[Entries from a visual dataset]
** Begin **

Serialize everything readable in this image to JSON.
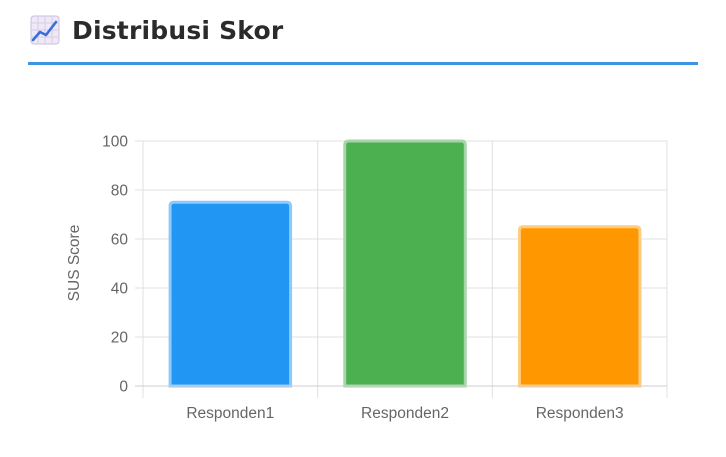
{
  "header": {
    "title": "Distribusi Skor",
    "icon": "chart-increasing-icon"
  },
  "colors": {
    "accent_rule": "#3d94e0",
    "grid": "#e0e0e0",
    "axis_text": "#666666"
  },
  "chart_data": {
    "type": "bar",
    "categories": [
      "Responden1",
      "Responden2",
      "Responden3"
    ],
    "values": [
      75,
      100,
      65
    ],
    "bar_fill": [
      "#2196f3",
      "#4caf50",
      "#ff9800"
    ],
    "bar_border": [
      "#90caf9",
      "#a5d6a7",
      "#ffcc80"
    ],
    "ylabel": "SUS Score",
    "xlabel": "",
    "ylim": [
      0,
      100
    ],
    "yticks": [
      0,
      20,
      40,
      60,
      80,
      100
    ],
    "grid": true,
    "legend": "none"
  }
}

** End **

Strip out the pictures and quote the remaining data word for word.

### REPLY TO THE TASK
Serialize everything readable in this image to JSON.
{
  "header": {
    "title": "Distribusi Skor",
    "icon": "chart-increasing-icon"
  },
  "colors": {
    "accent_rule": "#3d94e0",
    "grid": "#e0e0e0",
    "axis_text": "#666666"
  },
  "chart_data": {
    "type": "bar",
    "categories": [
      "Responden1",
      "Responden2",
      "Responden3"
    ],
    "values": [
      75,
      100,
      65
    ],
    "bar_fill": [
      "#2196f3",
      "#4caf50",
      "#ff9800"
    ],
    "bar_border": [
      "#90caf9",
      "#a5d6a7",
      "#ffcc80"
    ],
    "ylabel": "SUS Score",
    "xlabel": "",
    "ylim": [
      0,
      100
    ],
    "yticks": [
      0,
      20,
      40,
      60,
      80,
      100
    ],
    "grid": true,
    "legend": "none"
  }
}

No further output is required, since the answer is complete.